EXERCISE BRIEF :: Transcribe the records below exactly.

INFORMATION PROVIDED ::
☆ ☆ ☆ ☆ ☆ ☆ ☆

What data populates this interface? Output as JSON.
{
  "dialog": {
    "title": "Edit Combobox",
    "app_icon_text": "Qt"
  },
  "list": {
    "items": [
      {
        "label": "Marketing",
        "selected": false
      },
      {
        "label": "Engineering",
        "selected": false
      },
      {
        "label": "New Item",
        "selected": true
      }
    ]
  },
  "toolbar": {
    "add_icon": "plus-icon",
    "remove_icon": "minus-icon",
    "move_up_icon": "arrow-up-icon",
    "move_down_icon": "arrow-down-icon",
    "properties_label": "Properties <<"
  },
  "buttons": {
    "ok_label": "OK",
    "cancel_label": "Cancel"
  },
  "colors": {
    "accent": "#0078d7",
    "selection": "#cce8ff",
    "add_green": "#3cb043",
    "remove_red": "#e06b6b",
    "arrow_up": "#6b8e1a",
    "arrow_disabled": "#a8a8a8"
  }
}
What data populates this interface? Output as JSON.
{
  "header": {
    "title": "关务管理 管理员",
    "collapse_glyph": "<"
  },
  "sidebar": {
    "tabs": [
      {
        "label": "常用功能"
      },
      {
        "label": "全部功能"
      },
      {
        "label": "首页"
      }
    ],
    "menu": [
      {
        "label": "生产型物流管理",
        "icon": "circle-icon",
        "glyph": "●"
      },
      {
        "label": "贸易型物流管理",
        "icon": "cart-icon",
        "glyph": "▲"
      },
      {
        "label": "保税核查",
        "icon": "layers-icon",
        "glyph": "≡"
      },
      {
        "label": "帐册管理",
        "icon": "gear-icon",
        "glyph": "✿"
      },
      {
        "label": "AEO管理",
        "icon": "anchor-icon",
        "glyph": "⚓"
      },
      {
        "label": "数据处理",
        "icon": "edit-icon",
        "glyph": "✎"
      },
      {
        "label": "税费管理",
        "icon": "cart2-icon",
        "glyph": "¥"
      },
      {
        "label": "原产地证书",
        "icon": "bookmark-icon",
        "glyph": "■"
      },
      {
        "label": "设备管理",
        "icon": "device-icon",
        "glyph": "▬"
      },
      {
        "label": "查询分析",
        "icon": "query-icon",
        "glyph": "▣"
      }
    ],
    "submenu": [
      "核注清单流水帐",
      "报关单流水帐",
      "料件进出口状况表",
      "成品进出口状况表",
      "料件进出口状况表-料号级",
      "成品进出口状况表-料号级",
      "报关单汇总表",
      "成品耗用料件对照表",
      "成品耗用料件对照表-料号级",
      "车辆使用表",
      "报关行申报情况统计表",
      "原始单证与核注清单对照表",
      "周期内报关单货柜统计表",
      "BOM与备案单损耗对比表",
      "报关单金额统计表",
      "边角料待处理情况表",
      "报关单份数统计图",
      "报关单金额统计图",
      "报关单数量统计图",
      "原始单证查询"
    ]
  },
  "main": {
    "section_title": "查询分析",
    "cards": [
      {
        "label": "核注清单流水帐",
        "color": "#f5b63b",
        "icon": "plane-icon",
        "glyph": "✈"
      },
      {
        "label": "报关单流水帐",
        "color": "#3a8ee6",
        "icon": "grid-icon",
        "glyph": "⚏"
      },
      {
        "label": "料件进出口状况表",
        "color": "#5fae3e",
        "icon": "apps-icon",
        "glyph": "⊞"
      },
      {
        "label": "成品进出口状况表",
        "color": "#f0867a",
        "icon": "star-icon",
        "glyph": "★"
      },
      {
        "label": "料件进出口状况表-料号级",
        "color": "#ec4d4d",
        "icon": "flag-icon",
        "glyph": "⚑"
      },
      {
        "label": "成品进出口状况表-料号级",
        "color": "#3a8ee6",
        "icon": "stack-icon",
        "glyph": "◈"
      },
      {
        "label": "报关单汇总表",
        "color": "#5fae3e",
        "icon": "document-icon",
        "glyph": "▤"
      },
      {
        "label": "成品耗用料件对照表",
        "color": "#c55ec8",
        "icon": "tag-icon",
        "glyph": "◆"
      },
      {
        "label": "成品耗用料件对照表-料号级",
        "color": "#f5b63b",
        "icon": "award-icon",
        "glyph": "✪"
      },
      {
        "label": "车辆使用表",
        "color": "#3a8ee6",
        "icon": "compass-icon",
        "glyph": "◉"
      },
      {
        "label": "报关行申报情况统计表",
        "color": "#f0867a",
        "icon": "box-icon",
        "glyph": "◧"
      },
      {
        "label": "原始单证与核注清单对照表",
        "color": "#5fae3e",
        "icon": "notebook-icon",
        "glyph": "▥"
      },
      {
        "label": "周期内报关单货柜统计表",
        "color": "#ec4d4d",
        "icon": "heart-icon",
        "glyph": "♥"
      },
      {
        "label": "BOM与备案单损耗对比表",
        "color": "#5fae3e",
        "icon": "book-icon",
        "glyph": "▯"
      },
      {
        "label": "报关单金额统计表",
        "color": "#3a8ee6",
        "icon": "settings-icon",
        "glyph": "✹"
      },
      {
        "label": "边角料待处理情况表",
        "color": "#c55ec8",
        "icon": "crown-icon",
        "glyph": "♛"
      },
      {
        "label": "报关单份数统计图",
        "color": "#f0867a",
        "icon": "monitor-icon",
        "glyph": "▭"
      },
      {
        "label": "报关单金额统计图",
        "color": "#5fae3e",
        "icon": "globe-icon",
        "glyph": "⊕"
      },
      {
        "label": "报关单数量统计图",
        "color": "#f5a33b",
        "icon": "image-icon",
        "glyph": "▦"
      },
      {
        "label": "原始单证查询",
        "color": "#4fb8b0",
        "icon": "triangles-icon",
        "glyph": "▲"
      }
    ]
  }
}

☆ ☆ ☆ ☆ ☆ ☆ ☆

ANSWER ::
What data populates this interface? Output as JSON.
{
  "dialog": {
    "title": "Edit Combobox",
    "app_icon_text": "Qt"
  },
  "list": {
    "items": [
      {
        "label": "Marketing",
        "selected": false
      },
      {
        "label": "Engineering",
        "selected": false
      },
      {
        "label": "New Item",
        "selected": true
      }
    ]
  },
  "toolbar": {
    "add_icon": "plus-icon",
    "remove_icon": "minus-icon",
    "move_up_icon": "arrow-up-icon",
    "move_down_icon": "arrow-down-icon",
    "properties_label": "Properties <<"
  },
  "buttons": {
    "ok_label": "OK",
    "cancel_label": "Cancel"
  },
  "colors": {
    "accent": "#0078d7",
    "selection": "#cce8ff",
    "add_green": "#3cb043",
    "remove_red": "#e06b6b",
    "arrow_up": "#6b8e1a",
    "arrow_disabled": "#a8a8a8"
  }
}
What data populates this interface? Output as JSON.
{
  "header": {
    "title": "关务管理 管理员",
    "collapse_glyph": "<"
  },
  "sidebar": {
    "tabs": [
      {
        "label": "常用功能"
      },
      {
        "label": "全部功能"
      },
      {
        "label": "首页"
      }
    ],
    "menu": [
      {
        "label": "生产型物流管理",
        "icon": "circle-icon",
        "glyph": "●"
      },
      {
        "label": "贸易型物流管理",
        "icon": "cart-icon",
        "glyph": "▲"
      },
      {
        "label": "保税核查",
        "icon": "layers-icon",
        "glyph": "≡"
      },
      {
        "label": "帐册管理",
        "icon": "gear-icon",
        "glyph": "✿"
      },
      {
        "label": "AEO管理",
        "icon": "anchor-icon",
        "glyph": "⚓"
      },
      {
        "label": "数据处理",
        "icon": "edit-icon",
        "glyph": "✎"
      },
      {
        "label": "税费管理",
        "icon": "cart2-icon",
        "glyph": "¥"
      },
      {
        "label": "原产地证书",
        "icon": "bookmark-icon",
        "glyph": "■"
      },
      {
        "label": "设备管理",
        "icon": "device-icon",
        "glyph": "▬"
      },
      {
        "label": "查询分析",
        "icon": "query-icon",
        "glyph": "▣"
      }
    ],
    "submenu": [
      "核注清单流水帐",
      "报关单流水帐",
      "料件进出口状况表",
      "成品进出口状况表",
      "料件进出口状况表-料号级",
      "成品进出口状况表-料号级",
      "报关单汇总表",
      "成品耗用料件对照表",
      "成品耗用料件对照表-料号级",
      "车辆使用表",
      "报关行申报情况统计表",
      "原始单证与核注清单对照表",
      "周期内报关单货柜统计表",
      "BOM与备案单损耗对比表",
      "报关单金额统计表",
      "边角料待处理情况表",
      "报关单份数统计图",
      "报关单金额统计图",
      "报关单数量统计图",
      "原始单证查询"
    ]
  },
  "main": {
    "section_title": "查询分析",
    "cards": [
      {
        "label": "核注清单流水帐",
        "color": "#f5b63b",
        "icon": "plane-icon",
        "glyph": "✈"
      },
      {
        "label": "报关单流水帐",
        "color": "#3a8ee6",
        "icon": "grid-icon",
        "glyph": "⚏"
      },
      {
        "label": "料件进出口状况表",
        "color": "#5fae3e",
        "icon": "apps-icon",
        "glyph": "⊞"
      },
      {
        "label": "成品进出口状况表",
        "color": "#f0867a",
        "icon": "star-icon",
        "glyph": "★"
      },
      {
        "label": "料件进出口状况表-料号级",
        "color": "#ec4d4d",
        "icon": "flag-icon",
        "glyph": "⚑"
      },
      {
        "label": "成品进出口状况表-料号级",
        "color": "#3a8ee6",
        "icon": "stack-icon",
        "glyph": "◈"
      },
      {
        "label": "报关单汇总表",
        "color": "#5fae3e",
        "icon": "document-icon",
        "glyph": "▤"
      },
      {
        "label": "成品耗用料件对照表",
        "color": "#c55ec8",
        "icon": "tag-icon",
        "glyph": "◆"
      },
      {
        "label": "成品耗用料件对照表-料号级",
        "color": "#f5b63b",
        "icon": "award-icon",
        "glyph": "✪"
      },
      {
        "label": "车辆使用表",
        "color": "#3a8ee6",
        "icon": "compass-icon",
        "glyph": "◉"
      },
      {
        "label": "报关行申报情况统计表",
        "color": "#f0867a",
        "icon": "box-icon",
        "glyph": "◧"
      },
      {
        "label": "原始单证与核注清单对照表",
        "color": "#5fae3e",
        "icon": "notebook-icon",
        "glyph": "▥"
      },
      {
        "label": "周期内报关单货柜统计表",
        "color": "#ec4d4d",
        "icon": "heart-icon",
        "glyph": "♥"
      },
      {
        "label": "BOM与备案单损耗对比表",
        "color": "#5fae3e",
        "icon": "book-icon",
        "glyph": "▯"
      },
      {
        "label": "报关单金额统计表",
        "color": "#3a8ee6",
        "icon": "settings-icon",
        "glyph": "✹"
      },
      {
        "label": "边角料待处理情况表",
        "color": "#c55ec8",
        "icon": "crown-icon",
        "glyph": "♛"
      },
      {
        "label": "报关单份数统计图",
        "color": "#f0867a",
        "icon": "monitor-icon",
        "glyph": "▭"
      },
      {
        "label": "报关单金额统计图",
        "color": "#5fae3e",
        "icon": "globe-icon",
        "glyph": "⊕"
      },
      {
        "label": "报关单数量统计图",
        "color": "#f5a33b",
        "icon": "image-icon",
        "glyph": "▦"
      },
      {
        "label": "原始单证查询",
        "color": "#4fb8b0",
        "icon": "triangles-icon",
        "glyph": "▲"
      }
    ]
  }
}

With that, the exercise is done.